• [EXERCISE INSTRUCTIONS]: Give back the full listing, character for character, with no pictures.

**** LISTED RECORDS ****

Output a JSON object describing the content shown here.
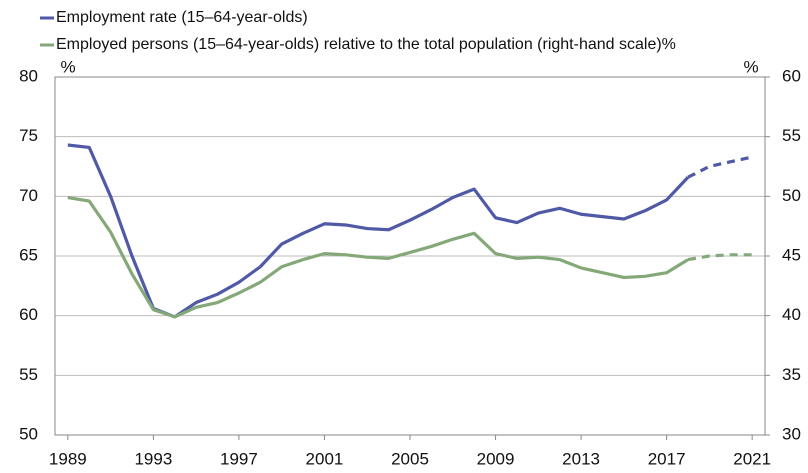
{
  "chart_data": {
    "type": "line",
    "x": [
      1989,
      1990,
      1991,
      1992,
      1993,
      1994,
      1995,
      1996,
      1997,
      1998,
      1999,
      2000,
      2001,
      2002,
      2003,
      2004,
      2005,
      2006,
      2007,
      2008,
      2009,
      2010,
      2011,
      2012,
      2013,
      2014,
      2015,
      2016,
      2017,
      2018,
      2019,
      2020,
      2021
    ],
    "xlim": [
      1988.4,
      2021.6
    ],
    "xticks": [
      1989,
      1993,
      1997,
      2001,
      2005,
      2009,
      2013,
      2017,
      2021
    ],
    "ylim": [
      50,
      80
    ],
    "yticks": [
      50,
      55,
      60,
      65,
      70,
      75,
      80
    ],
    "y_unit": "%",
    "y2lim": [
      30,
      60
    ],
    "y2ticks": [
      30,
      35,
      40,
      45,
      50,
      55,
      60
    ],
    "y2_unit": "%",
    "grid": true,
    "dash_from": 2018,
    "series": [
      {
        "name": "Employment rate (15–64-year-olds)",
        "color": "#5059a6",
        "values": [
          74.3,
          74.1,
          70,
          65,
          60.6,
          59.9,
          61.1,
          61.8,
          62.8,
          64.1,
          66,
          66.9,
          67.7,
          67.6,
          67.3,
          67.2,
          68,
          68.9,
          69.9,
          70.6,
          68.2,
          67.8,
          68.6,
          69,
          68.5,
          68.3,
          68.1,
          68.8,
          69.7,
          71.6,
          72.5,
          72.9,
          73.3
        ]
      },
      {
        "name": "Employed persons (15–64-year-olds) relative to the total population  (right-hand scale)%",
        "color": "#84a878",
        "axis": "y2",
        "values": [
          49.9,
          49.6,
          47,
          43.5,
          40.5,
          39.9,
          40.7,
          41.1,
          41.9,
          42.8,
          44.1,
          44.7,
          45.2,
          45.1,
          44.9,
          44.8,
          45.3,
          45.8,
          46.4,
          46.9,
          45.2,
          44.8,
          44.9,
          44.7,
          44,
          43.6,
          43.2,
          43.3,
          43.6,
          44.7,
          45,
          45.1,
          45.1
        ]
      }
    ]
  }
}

****

• [OUTPUT OF THE EXERCISE]:
Output a JSON object describing the content shown here.
{
  "chart_data": {
    "type": "line",
    "x": [
      1989,
      1990,
      1991,
      1992,
      1993,
      1994,
      1995,
      1996,
      1997,
      1998,
      1999,
      2000,
      2001,
      2002,
      2003,
      2004,
      2005,
      2006,
      2007,
      2008,
      2009,
      2010,
      2011,
      2012,
      2013,
      2014,
      2015,
      2016,
      2017,
      2018,
      2019,
      2020,
      2021
    ],
    "xlim": [
      1988.4,
      2021.6
    ],
    "xticks": [
      1989,
      1993,
      1997,
      2001,
      2005,
      2009,
      2013,
      2017,
      2021
    ],
    "ylim": [
      50,
      80
    ],
    "yticks": [
      50,
      55,
      60,
      65,
      70,
      75,
      80
    ],
    "y_unit": "%",
    "y2lim": [
      30,
      60
    ],
    "y2ticks": [
      30,
      35,
      40,
      45,
      50,
      55,
      60
    ],
    "y2_unit": "%",
    "grid": true,
    "dash_from": 2018,
    "series": [
      {
        "name": "Employment rate (15–64-year-olds)",
        "color": "#5059a6",
        "values": [
          74.3,
          74.1,
          70,
          65,
          60.6,
          59.9,
          61.1,
          61.8,
          62.8,
          64.1,
          66,
          66.9,
          67.7,
          67.6,
          67.3,
          67.2,
          68,
          68.9,
          69.9,
          70.6,
          68.2,
          67.8,
          68.6,
          69,
          68.5,
          68.3,
          68.1,
          68.8,
          69.7,
          71.6,
          72.5,
          72.9,
          73.3
        ]
      },
      {
        "name": "Employed persons (15–64-year-olds) relative to the total population  (right-hand scale)%",
        "color": "#84a878",
        "axis": "y2",
        "values": [
          49.9,
          49.6,
          47,
          43.5,
          40.5,
          39.9,
          40.7,
          41.1,
          41.9,
          42.8,
          44.1,
          44.7,
          45.2,
          45.1,
          44.9,
          44.8,
          45.3,
          45.8,
          46.4,
          46.9,
          45.2,
          44.8,
          44.9,
          44.7,
          44,
          43.6,
          43.2,
          43.3,
          43.6,
          44.7,
          45,
          45.1,
          45.1
        ]
      }
    ]
  }
}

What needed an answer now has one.